Written task — Pictures do not belong in your copy. Repeat all the other data exactly.

(Extracted records)
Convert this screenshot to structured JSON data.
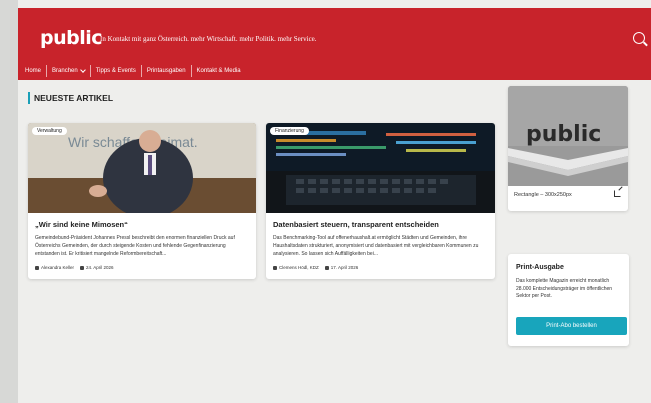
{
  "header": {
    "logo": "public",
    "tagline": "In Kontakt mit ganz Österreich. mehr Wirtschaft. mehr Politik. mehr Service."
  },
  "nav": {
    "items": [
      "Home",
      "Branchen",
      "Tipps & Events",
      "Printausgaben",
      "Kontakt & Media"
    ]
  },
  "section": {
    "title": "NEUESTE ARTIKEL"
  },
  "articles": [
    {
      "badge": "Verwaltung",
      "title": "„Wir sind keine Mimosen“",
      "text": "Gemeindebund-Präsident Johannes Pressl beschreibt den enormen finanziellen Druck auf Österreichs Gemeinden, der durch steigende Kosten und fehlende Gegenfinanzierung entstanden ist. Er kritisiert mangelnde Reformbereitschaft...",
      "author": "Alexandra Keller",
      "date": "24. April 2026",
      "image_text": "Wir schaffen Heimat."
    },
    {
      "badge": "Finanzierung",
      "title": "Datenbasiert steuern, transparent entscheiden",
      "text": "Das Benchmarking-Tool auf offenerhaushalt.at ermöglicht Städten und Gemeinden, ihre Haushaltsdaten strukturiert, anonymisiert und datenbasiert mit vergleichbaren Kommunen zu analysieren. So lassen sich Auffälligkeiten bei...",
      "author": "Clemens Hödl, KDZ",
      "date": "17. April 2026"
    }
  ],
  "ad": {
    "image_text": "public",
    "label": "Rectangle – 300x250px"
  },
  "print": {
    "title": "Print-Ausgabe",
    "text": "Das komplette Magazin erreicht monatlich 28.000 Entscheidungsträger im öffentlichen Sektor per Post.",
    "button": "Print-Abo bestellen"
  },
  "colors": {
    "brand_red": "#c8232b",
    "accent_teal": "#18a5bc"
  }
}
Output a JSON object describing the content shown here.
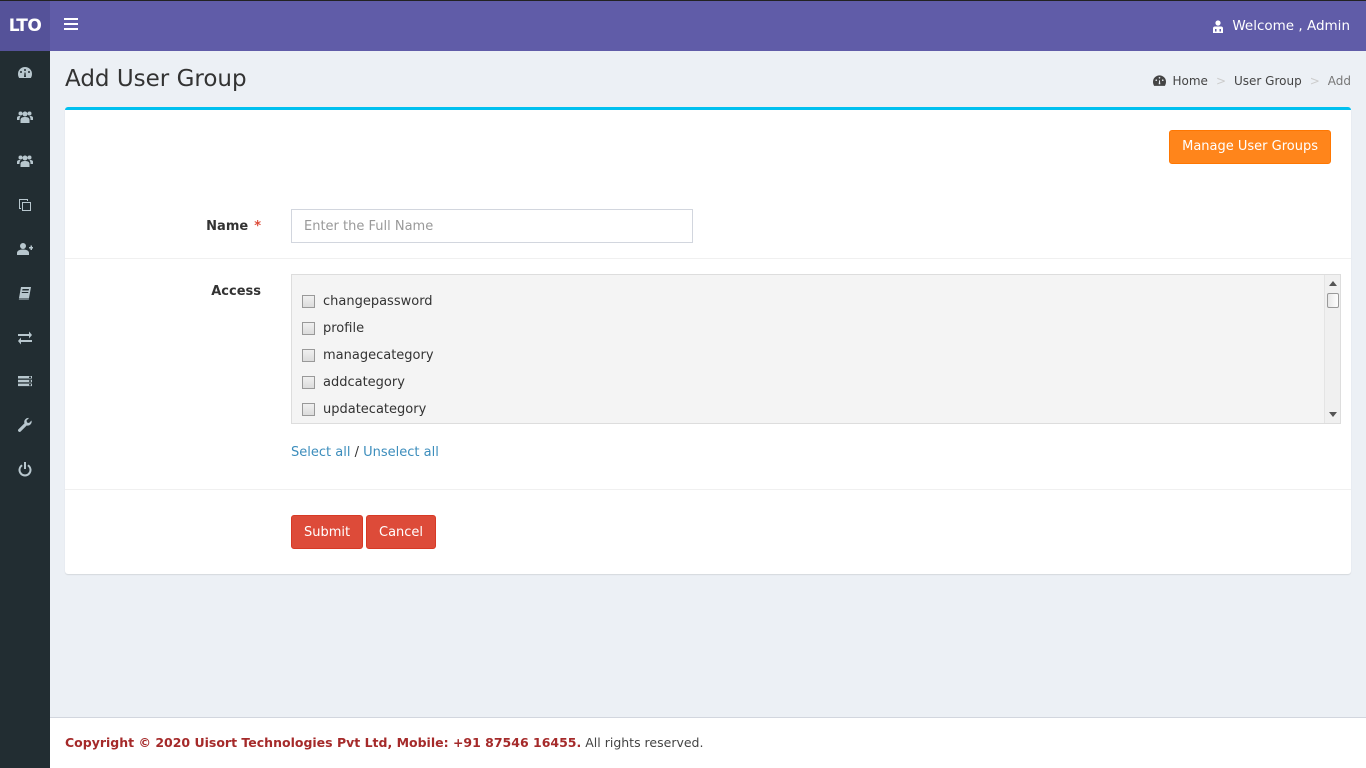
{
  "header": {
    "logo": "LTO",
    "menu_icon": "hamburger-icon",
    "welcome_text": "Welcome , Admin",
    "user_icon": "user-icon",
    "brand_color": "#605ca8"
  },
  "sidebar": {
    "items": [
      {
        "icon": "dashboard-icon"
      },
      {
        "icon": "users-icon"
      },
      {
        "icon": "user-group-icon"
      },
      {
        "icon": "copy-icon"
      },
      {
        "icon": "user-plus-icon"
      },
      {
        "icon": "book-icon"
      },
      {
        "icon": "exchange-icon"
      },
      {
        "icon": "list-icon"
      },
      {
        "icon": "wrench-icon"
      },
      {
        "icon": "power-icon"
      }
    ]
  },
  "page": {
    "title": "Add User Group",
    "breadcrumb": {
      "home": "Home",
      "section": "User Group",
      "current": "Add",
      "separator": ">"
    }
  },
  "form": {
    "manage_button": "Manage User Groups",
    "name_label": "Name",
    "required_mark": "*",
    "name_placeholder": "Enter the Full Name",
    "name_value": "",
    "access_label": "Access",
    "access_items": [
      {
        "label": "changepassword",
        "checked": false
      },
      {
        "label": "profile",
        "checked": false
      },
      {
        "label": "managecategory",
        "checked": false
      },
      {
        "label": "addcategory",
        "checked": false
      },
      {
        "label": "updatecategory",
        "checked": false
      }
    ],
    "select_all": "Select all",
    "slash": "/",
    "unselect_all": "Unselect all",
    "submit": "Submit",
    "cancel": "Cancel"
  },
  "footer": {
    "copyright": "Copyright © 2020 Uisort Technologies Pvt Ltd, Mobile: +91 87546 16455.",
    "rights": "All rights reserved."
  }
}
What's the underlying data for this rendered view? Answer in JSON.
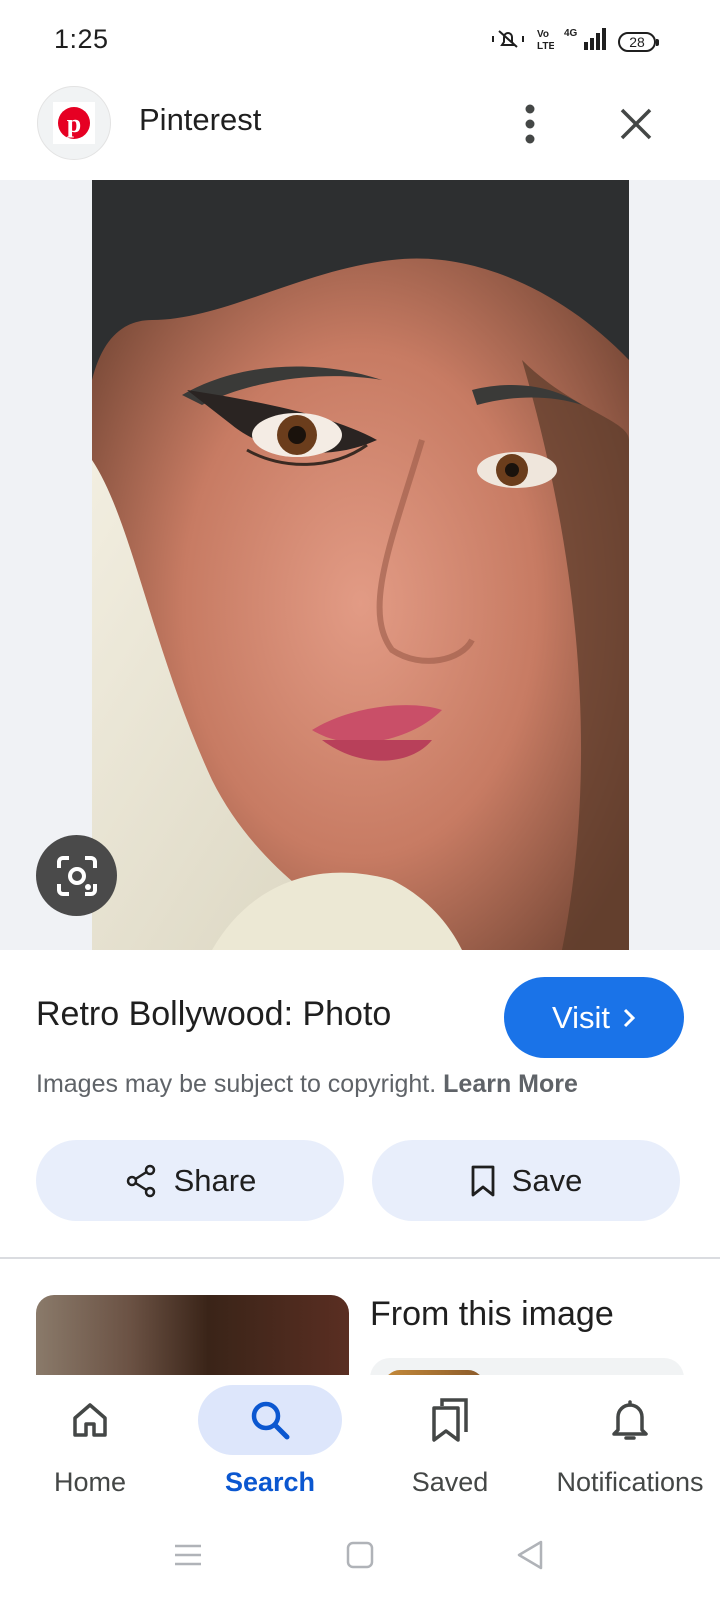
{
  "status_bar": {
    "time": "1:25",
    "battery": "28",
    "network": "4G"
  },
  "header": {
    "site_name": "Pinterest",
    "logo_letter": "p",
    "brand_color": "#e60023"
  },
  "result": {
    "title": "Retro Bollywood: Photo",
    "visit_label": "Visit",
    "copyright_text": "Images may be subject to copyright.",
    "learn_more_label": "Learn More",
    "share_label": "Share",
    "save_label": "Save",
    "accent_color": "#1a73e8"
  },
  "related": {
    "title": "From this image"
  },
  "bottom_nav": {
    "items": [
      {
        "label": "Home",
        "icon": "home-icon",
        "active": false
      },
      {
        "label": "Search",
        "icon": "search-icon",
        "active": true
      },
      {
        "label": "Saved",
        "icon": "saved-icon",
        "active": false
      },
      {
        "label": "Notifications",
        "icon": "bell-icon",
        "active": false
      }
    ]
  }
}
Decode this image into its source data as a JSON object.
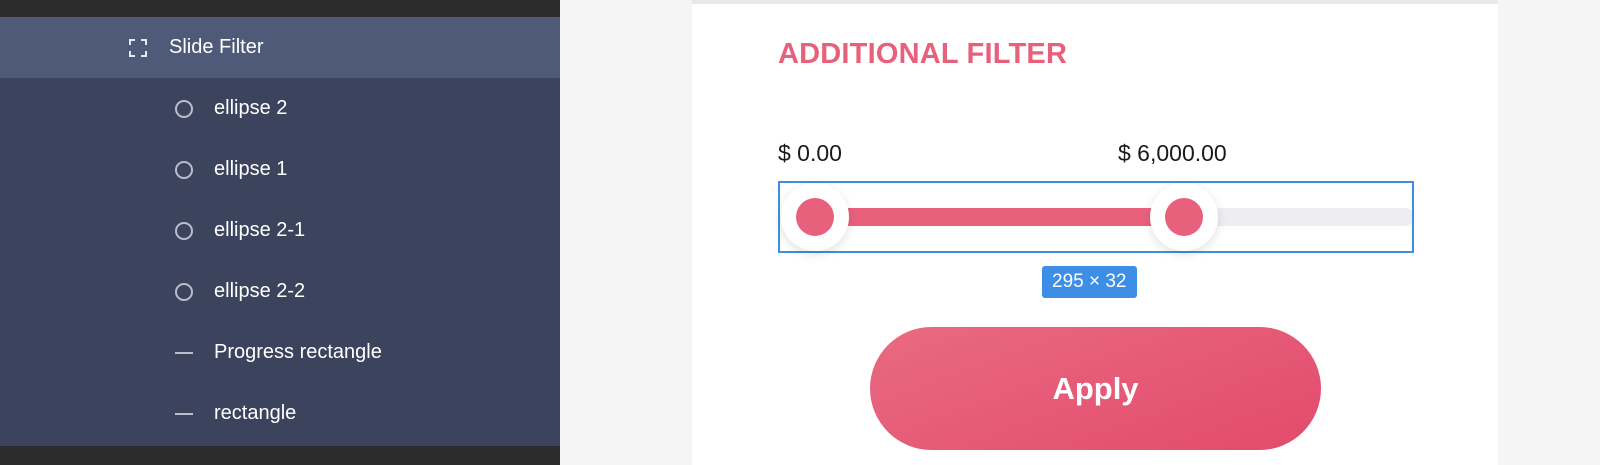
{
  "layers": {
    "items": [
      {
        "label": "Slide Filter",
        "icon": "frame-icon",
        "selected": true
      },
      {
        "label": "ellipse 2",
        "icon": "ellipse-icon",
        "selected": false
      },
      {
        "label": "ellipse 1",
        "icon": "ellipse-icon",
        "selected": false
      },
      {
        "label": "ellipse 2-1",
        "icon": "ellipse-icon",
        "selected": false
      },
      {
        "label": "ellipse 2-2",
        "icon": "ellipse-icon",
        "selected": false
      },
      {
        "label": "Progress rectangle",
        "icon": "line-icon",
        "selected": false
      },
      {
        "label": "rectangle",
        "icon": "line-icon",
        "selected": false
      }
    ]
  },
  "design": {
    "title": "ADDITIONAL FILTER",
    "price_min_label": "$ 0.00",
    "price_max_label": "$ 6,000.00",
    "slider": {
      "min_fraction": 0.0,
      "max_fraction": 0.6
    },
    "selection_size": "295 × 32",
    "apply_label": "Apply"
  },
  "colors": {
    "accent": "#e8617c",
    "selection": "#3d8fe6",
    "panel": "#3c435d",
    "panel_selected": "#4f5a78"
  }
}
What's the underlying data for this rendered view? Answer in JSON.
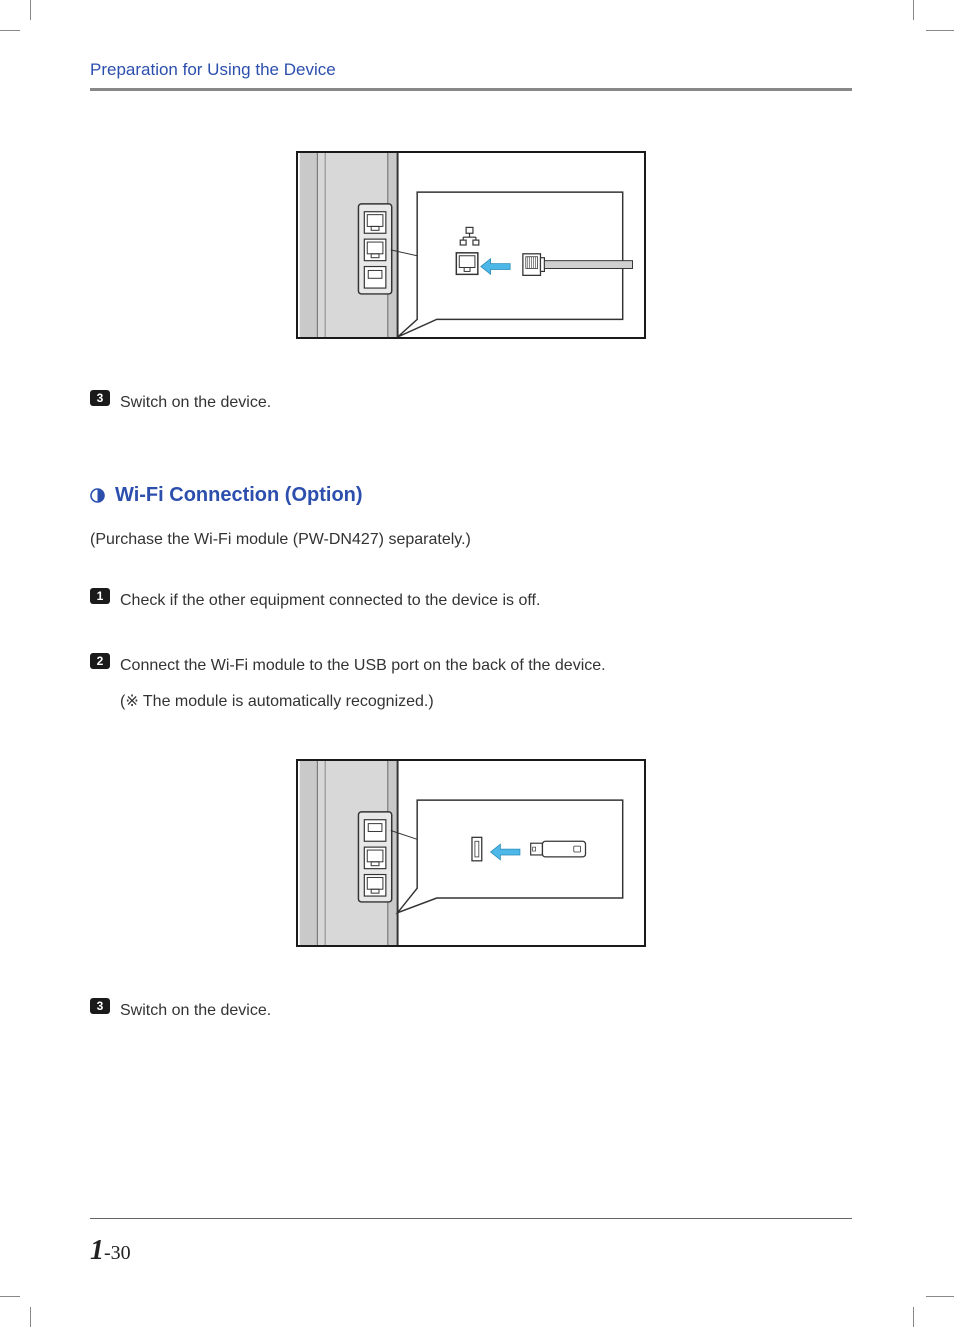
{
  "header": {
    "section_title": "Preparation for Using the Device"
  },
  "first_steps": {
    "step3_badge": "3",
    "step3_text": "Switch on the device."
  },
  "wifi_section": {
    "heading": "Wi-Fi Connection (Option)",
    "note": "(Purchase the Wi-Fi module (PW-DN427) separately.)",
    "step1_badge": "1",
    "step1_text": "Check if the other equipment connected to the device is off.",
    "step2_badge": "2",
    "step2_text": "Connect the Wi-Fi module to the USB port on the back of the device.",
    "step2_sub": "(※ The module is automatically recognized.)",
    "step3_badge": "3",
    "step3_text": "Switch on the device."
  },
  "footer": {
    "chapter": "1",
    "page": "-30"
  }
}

Task result —
Convert this screenshot to structured JSON data.
{
  "header": {
    "logo": "public",
    "tagline": "In Kontakt mit ganz Österreich. mehr Wirtschaft. mehr Politik. mehr Service."
  },
  "nav": {
    "items": [
      "Home",
      "Branchen",
      "Tipps & Events",
      "Printausgaben",
      "Kontakt & Media"
    ]
  },
  "section": {
    "title": "NEUESTE ARTIKEL"
  },
  "articles": [
    {
      "badge": "Verwaltung",
      "title": "„Wir sind keine Mimosen“",
      "text": "Gemeindebund-Präsident Johannes Pressl beschreibt den enormen finanziellen Druck auf Österreichs Gemeinden, der durch steigende Kosten und fehlende Gegenfinanzierung entstanden ist. Er kritisiert mangelnde Reformbereitschaft...",
      "author": "Alexandra Keller",
      "date": "24. April 2026",
      "image_text": "Wir schaffen Heimat."
    },
    {
      "badge": "Finanzierung",
      "title": "Datenbasiert steuern, transparent entscheiden",
      "text": "Das Benchmarking-Tool auf offenerhaushalt.at ermöglicht Städten und Gemeinden, ihre Haushaltsdaten strukturiert, anonymisiert und datenbasiert mit vergleichbaren Kommunen zu analysieren. So lassen sich Auffälligkeiten bei...",
      "author": "Clemens Hödl, KDZ",
      "date": "17. April 2026"
    }
  ],
  "ad": {
    "image_text": "public",
    "label": "Rectangle – 300x250px"
  },
  "print": {
    "title": "Print-Ausgabe",
    "text": "Das komplette Magazin erreicht monatlich 28.000 Entscheidungsträger im öffentlichen Sektor per Post.",
    "button": "Print-Abo bestellen"
  },
  "colors": {
    "brand_red": "#c8232b",
    "accent_teal": "#18a5bc"
  }
}
Output a JSON object describing the content shown here.
{
  "header": {
    "logo": "LTO",
    "menu_icon": "hamburger-icon",
    "welcome_text": "Welcome , Admin",
    "user_icon": "user-icon",
    "brand_color": "#605ca8"
  },
  "sidebar": {
    "items": [
      {
        "icon": "dashboard-icon"
      },
      {
        "icon": "users-icon"
      },
      {
        "icon": "user-group-icon"
      },
      {
        "icon": "copy-icon"
      },
      {
        "icon": "user-plus-icon"
      },
      {
        "icon": "book-icon"
      },
      {
        "icon": "exchange-icon"
      },
      {
        "icon": "list-icon"
      },
      {
        "icon": "wrench-icon"
      },
      {
        "icon": "power-icon"
      }
    ]
  },
  "page": {
    "title": "Add User Group",
    "breadcrumb": {
      "home": "Home",
      "section": "User Group",
      "current": "Add",
      "separator": ">"
    }
  },
  "form": {
    "manage_button": "Manage User Groups",
    "name_label": "Name",
    "required_mark": "*",
    "name_placeholder": "Enter the Full Name",
    "name_value": "",
    "access_label": "Access",
    "access_items": [
      {
        "label": "changepassword",
        "checked": false
      },
      {
        "label": "profile",
        "checked": false
      },
      {
        "label": "managecategory",
        "checked": false
      },
      {
        "label": "addcategory",
        "checked": false
      },
      {
        "label": "updatecategory",
        "checked": false
      }
    ],
    "select_all": "Select all",
    "slash": "/",
    "unselect_all": "Unselect all",
    "submit": "Submit",
    "cancel": "Cancel"
  },
  "footer": {
    "copyright": "Copyright © 2020 Uisort Technologies Pvt Ltd, Mobile: +91 87546 16455.",
    "rights": "All rights reserved."
  }
}
What's the underlying data for this rendered view? Answer in JSON.
{
  "status_bar": {
    "time": "1:25",
    "battery": "28",
    "network": "4G"
  },
  "header": {
    "site_name": "Pinterest",
    "logo_letter": "p",
    "brand_color": "#e60023"
  },
  "result": {
    "title": "Retro Bollywood: Photo",
    "visit_label": "Visit",
    "copyright_text": "Images may be subject to copyright.",
    "learn_more_label": "Learn More",
    "share_label": "Share",
    "save_label": "Save",
    "accent_color": "#1a73e8"
  },
  "related": {
    "title": "From this image"
  },
  "bottom_nav": {
    "items": [
      {
        "label": "Home",
        "icon": "home-icon",
        "active": false
      },
      {
        "label": "Search",
        "icon": "search-icon",
        "active": true
      },
      {
        "label": "Saved",
        "icon": "saved-icon",
        "active": false
      },
      {
        "label": "Notifications",
        "icon": "bell-icon",
        "active": false
      }
    ]
  }
}
Decode this image into its source data as a JSON object.
{
  "layers": {
    "items": [
      {
        "label": "Slide Filter",
        "icon": "frame-icon",
        "selected": true
      },
      {
        "label": "ellipse 2",
        "icon": "ellipse-icon",
        "selected": false
      },
      {
        "label": "ellipse 1",
        "icon": "ellipse-icon",
        "selected": false
      },
      {
        "label": "ellipse 2-1",
        "icon": "ellipse-icon",
        "selected": false
      },
      {
        "label": "ellipse 2-2",
        "icon": "ellipse-icon",
        "selected": false
      },
      {
        "label": "Progress rectangle",
        "icon": "line-icon",
        "selected": false
      },
      {
        "label": "rectangle",
        "icon": "line-icon",
        "selected": false
      }
    ]
  },
  "design": {
    "title": "ADDITIONAL FILTER",
    "price_min_label": "$ 0.00",
    "price_max_label": "$ 6,000.00",
    "slider": {
      "min_fraction": 0.0,
      "max_fraction": 0.6
    },
    "selection_size": "295 × 32",
    "apply_label": "Apply"
  },
  "colors": {
    "accent": "#e8617c",
    "selection": "#3d8fe6",
    "panel": "#3c435d",
    "panel_selected": "#4f5a78"
  }
}
What's the underlying data for this rendered view? Answer in JSON.
{
  "header": {
    "section_title": "Preparation for Using the Device"
  },
  "first_steps": {
    "step3_badge": "3",
    "step3_text": "Switch on the device."
  },
  "wifi_section": {
    "heading": "Wi-Fi Connection (Option)",
    "note": "(Purchase the Wi-Fi module (PW-DN427) separately.)",
    "step1_badge": "1",
    "step1_text": "Check if the other equipment connected to the device is off.",
    "step2_badge": "2",
    "step2_text": "Connect the Wi-Fi module to the USB port on the back of the device.",
    "step2_sub": "(※ The module is automatically recognized.)",
    "step3_badge": "3",
    "step3_text": "Switch on the device."
  },
  "footer": {
    "chapter": "1",
    "page": "-30"
  }
}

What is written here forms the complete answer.